**Exercise instructions**
Every line that holds "Open" should be shown.

**Records for the task**
________________________
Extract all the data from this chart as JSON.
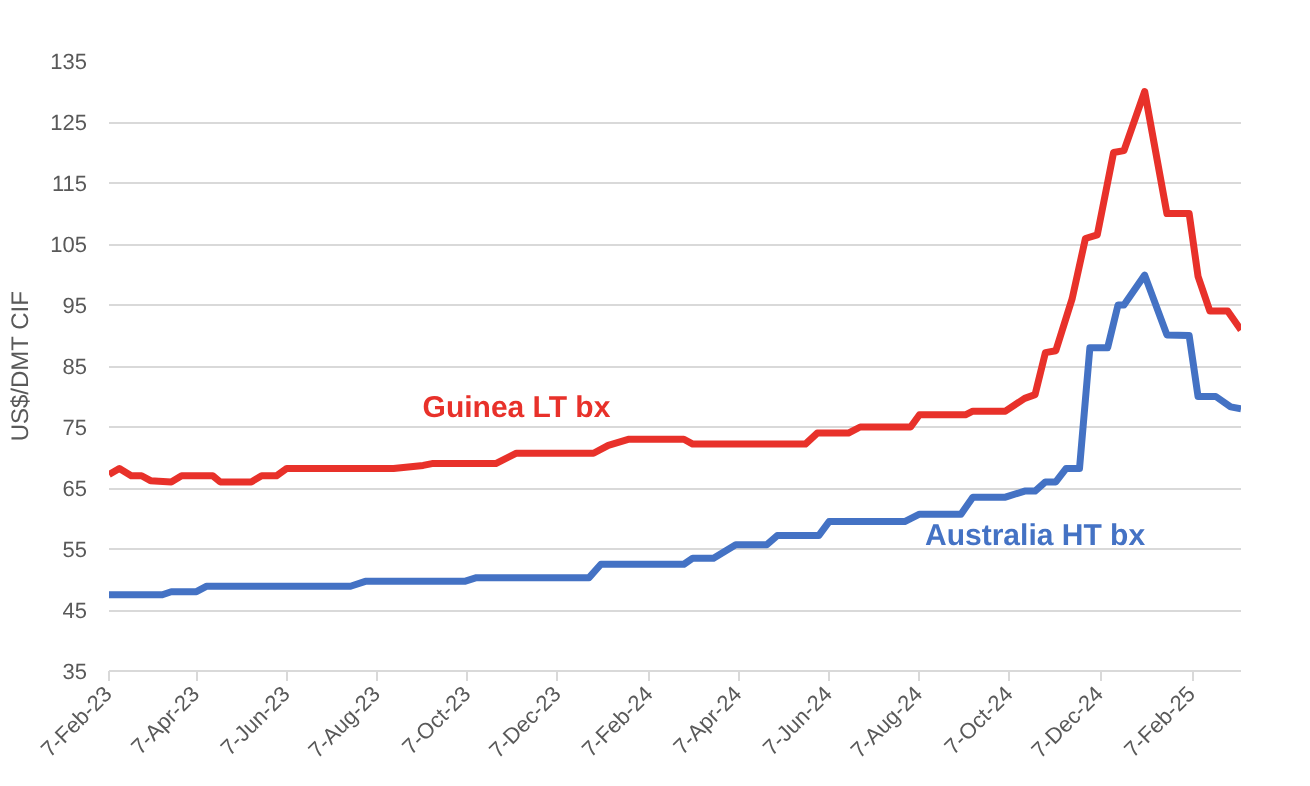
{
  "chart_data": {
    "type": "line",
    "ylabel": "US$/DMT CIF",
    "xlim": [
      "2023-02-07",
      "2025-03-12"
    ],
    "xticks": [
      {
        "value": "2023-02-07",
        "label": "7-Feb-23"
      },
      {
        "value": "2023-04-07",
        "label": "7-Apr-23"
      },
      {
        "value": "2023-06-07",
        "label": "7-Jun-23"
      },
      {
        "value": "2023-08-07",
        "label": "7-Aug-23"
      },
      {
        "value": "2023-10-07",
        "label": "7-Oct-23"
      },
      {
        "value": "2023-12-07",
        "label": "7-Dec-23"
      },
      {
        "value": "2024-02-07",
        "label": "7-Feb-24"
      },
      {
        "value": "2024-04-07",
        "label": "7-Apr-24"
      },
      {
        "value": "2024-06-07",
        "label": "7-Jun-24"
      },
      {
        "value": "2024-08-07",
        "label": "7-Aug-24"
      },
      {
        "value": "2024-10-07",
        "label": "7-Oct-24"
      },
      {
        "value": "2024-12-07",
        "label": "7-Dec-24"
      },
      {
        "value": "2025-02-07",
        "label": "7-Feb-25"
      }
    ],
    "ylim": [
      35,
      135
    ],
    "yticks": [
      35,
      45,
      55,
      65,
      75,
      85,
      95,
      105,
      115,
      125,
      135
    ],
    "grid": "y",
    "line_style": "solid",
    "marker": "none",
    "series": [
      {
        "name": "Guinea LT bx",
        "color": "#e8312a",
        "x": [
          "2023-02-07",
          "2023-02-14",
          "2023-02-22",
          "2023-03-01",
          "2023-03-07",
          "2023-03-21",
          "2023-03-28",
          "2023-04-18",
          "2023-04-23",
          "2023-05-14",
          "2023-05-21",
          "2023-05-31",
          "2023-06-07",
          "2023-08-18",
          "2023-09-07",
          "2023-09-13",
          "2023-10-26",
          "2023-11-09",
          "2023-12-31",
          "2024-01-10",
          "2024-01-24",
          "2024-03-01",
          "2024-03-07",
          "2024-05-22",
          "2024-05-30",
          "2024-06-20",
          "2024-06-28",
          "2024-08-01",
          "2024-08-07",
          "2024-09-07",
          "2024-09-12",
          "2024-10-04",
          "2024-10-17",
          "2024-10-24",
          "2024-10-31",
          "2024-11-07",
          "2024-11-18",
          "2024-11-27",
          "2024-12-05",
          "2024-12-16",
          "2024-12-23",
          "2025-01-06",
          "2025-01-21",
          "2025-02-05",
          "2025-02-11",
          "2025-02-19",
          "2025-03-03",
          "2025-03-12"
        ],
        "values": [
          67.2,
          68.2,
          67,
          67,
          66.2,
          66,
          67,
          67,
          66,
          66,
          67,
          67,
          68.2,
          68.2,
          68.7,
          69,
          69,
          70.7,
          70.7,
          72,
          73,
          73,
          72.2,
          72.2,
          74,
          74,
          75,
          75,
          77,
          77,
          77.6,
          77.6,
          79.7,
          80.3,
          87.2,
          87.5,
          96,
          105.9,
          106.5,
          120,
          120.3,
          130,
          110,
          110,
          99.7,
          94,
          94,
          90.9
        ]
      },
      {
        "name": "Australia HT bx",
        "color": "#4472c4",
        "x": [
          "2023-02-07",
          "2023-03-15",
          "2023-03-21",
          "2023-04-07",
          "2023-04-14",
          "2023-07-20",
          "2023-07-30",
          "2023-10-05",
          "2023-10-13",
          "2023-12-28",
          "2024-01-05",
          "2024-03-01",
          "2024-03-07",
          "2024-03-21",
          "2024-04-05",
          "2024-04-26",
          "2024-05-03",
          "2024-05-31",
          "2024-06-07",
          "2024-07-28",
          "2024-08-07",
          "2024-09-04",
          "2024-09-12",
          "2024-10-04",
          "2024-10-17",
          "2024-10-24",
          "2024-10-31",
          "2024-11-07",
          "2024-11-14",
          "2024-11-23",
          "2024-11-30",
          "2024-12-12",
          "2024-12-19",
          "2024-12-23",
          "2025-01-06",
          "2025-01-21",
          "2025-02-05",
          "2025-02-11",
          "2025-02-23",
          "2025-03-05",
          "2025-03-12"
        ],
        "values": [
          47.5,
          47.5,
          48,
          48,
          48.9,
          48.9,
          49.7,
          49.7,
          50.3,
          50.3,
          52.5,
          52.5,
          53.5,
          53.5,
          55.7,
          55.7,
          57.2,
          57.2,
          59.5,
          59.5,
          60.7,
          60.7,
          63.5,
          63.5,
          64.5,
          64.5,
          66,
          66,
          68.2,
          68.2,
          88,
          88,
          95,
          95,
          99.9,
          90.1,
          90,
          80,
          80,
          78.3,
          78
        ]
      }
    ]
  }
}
________________________
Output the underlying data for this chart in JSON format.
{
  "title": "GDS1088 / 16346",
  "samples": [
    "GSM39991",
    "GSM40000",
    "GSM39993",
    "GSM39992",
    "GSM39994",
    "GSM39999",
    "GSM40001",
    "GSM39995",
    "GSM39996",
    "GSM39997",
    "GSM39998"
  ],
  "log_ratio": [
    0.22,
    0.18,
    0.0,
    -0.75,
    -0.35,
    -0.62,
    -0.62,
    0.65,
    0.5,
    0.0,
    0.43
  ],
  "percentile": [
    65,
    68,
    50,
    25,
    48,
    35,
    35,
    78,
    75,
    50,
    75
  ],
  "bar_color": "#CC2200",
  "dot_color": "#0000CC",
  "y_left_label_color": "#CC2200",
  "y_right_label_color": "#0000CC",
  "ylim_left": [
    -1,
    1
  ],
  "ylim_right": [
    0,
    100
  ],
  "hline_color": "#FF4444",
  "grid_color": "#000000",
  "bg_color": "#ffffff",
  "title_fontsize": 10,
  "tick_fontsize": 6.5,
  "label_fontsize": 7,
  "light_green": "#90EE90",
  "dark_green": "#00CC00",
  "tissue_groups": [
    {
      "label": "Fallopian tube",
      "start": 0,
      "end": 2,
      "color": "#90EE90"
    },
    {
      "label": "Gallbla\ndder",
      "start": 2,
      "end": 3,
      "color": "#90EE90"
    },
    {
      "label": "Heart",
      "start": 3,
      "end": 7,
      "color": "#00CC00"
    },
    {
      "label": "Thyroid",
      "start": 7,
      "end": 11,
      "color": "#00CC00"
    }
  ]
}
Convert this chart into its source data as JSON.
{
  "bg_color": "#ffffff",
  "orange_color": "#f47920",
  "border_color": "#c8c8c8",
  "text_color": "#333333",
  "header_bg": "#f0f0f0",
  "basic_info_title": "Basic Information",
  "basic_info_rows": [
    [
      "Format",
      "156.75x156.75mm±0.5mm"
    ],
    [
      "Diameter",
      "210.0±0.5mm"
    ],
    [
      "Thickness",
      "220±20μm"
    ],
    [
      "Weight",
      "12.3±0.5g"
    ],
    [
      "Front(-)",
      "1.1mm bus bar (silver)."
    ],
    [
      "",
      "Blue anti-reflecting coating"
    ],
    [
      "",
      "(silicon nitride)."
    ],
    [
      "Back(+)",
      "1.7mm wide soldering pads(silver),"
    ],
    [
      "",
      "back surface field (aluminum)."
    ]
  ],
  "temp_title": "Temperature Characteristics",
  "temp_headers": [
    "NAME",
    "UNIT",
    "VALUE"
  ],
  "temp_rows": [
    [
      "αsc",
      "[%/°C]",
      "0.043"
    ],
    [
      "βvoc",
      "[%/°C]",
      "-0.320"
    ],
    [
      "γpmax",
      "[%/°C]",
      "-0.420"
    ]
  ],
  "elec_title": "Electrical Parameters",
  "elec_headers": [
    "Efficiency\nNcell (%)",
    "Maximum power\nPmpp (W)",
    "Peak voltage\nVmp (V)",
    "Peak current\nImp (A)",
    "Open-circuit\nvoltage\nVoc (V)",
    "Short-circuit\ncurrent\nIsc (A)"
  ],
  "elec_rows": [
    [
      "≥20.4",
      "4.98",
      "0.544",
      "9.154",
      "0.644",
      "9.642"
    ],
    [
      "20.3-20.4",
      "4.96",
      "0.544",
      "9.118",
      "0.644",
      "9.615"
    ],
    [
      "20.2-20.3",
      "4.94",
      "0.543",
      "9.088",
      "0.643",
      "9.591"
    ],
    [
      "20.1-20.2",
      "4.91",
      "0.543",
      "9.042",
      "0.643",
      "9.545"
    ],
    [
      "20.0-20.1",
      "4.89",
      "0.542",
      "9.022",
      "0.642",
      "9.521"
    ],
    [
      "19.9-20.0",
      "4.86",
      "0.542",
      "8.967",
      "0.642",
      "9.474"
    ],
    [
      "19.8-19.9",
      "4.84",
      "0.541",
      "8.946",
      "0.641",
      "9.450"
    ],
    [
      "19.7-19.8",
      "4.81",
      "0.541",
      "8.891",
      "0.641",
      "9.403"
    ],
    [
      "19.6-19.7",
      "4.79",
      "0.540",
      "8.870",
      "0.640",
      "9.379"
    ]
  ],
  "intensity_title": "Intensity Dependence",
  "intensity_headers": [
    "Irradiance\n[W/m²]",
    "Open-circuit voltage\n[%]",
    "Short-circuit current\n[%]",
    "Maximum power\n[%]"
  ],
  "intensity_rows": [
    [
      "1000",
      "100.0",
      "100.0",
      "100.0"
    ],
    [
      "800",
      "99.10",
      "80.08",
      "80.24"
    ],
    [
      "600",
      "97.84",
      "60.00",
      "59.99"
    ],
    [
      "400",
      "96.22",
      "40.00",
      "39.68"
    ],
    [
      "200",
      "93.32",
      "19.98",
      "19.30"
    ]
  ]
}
________________________
**Task answer**
    "Open-circuit\nvoltage\nVoc (V)",
    "Open-circuit voltage\n[%]",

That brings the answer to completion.